──────── MATERIAL TO PROCESS

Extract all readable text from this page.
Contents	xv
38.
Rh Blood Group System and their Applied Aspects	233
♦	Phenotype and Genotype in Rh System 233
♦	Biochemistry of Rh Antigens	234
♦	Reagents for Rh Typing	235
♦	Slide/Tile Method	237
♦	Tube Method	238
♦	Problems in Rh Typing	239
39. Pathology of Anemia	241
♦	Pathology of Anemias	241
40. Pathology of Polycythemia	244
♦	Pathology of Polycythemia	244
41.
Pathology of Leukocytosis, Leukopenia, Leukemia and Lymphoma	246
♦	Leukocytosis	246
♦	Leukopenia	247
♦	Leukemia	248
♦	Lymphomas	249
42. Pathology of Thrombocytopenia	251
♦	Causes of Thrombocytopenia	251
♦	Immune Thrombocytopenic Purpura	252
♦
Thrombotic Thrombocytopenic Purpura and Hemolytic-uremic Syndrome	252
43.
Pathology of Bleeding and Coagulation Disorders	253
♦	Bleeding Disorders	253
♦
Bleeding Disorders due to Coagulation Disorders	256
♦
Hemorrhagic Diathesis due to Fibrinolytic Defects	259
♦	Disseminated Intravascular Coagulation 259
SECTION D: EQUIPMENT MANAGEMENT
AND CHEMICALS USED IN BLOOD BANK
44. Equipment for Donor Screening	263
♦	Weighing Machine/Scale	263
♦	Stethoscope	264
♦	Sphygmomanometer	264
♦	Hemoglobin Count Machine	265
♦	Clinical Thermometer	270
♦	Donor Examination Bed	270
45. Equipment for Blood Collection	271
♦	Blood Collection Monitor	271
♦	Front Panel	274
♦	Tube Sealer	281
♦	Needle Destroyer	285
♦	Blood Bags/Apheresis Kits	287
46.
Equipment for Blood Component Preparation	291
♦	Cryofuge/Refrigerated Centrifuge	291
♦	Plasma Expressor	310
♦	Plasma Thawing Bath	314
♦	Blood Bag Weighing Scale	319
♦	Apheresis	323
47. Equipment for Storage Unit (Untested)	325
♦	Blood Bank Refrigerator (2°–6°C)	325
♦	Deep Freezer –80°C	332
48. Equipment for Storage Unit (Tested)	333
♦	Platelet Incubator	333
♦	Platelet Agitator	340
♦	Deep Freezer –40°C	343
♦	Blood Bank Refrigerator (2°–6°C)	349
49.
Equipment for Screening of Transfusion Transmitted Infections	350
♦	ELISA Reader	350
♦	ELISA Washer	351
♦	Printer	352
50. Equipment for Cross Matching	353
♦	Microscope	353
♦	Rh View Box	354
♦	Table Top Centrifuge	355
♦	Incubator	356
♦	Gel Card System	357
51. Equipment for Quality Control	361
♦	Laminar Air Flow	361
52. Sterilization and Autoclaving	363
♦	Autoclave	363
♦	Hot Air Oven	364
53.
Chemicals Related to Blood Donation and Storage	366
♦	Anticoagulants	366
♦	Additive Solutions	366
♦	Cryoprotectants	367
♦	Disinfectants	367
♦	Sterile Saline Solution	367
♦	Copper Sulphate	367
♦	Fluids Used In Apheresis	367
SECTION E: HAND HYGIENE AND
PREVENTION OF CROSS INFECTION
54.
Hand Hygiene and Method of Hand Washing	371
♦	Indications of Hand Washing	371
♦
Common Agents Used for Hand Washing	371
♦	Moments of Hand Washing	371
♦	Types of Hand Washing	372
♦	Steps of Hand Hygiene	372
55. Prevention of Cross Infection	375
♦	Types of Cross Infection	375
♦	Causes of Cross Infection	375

────────────────

TASK DESCRIPTION — Extract all of the material exactly as it is written.

SOLVED EXERCISE —
Extract all readable text from this page.
Contents	xv
38.
Rh Blood Group System and their Applied Aspects	233
♦	Phenotype and Genotype in Rh System 233
♦	Biochemistry of Rh Antigens	234
♦	Reagents for Rh Typing	235
♦	Slide/Tile Method	237
♦	Tube Method	238
♦	Problems in Rh Typing	239
39. Pathology of Anemia	241
♦	Pathology of Anemias	241
40. Pathology of Polycythemia	244
♦	Pathology of Polycythemia	244
41.
Pathology of Leukocytosis, Leukopenia, Leukemia and Lymphoma	246
♦	Leukocytosis	246
♦	Leukopenia	247
♦	Leukemia	248
♦	Lymphomas	249
42. Pathology of Thrombocytopenia	251
♦	Causes of Thrombocytopenia	251
♦	Immune Thrombocytopenic Purpura	252
♦
Thrombotic Thrombocytopenic Purpura and Hemolytic-uremic Syndrome	252
43.
Pathology of Bleeding and Coagulation Disorders	253
♦	Bleeding Disorders	253
♦
Bleeding Disorders due to Coagulation Disorders	256
♦
Hemorrhagic Diathesis due to Fibrinolytic Defects	259
♦	Disseminated Intravascular Coagulation 259
SECTION D: EQUIPMENT MANAGEMENT
AND CHEMICALS USED IN BLOOD BANK
44. Equipment for Donor Screening	263
♦	Weighing Machine/Scale	263
♦	Stethoscope	264
♦	Sphygmomanometer	264
♦	Hemoglobin Count Machine	265
♦	Clinical Thermometer	270
♦	Donor Examination Bed	270
45. Equipment for Blood Collection	271
♦	Blood Collection Monitor	271
♦	Front Panel	274
♦	Tube Sealer	281
♦	Needle Destroyer	285
♦	Blood Bags/Apheresis Kits	287
46.
Equipment for Blood Component Preparation	291
♦	Cryofuge/Refrigerated Centrifuge	291
♦	Plasma Expressor	310
♦	Plasma Thawing Bath	314
♦	Blood Bag Weighing Scale	319
♦	Apheresis	323
47. Equipment for Storage Unit (Untested)	325
♦	Blood Bank Refrigerator (2°–6°C)	325
♦	Deep Freezer –80°C	332
48. Equipment for Storage Unit (Tested)	333
♦	Platelet Incubator	333
♦	Platelet Agitator	340
♦	Deep Freezer –40°C	343
♦	Blood Bank Refrigerator (2°–6°C)	349
49.
Equipment for Screening of Transfusion Transmitted Infections	350
♦	ELISA Reader	350
♦	ELISA Washer	351
♦	Printer	352
50. Equipment for Cross Matching	353
♦	Microscope	353
♦	Rh View Box	354
♦	Table Top Centrifuge	355
♦	Incubator	356
♦	Gel Card System	357
51. Equipment for Quality Control	361
♦	Laminar Air Flow	361
52. Sterilization and Autoclaving	363
♦	Autoclave	363
♦	Hot Air Oven	364
53.
Chemicals Related to Blood Donation and Storage	366
♦	Anticoagulants	366
♦	Additive Solutions	366
♦	Cryoprotectants	367
♦	Disinfectants	367
♦	Sterile Saline Solution	367
♦	Copper Sulphate	367
♦	Fluids Used In Apheresis	367
SECTION E: HAND HYGIENE AND
PREVENTION OF CROSS INFECTION
54.
Hand Hygiene and Method of Hand Washing	371
♦	Indications of Hand Washing	371
♦
Common Agents Used for Hand Washing	371
♦	Moments of Hand Washing	371
♦	Types of Hand Washing	372
♦	Steps of Hand Hygiene	372
55. Prevention of Cross Infection	375
♦	Types of Cross Infection	375
♦	Causes of Cross Infection	375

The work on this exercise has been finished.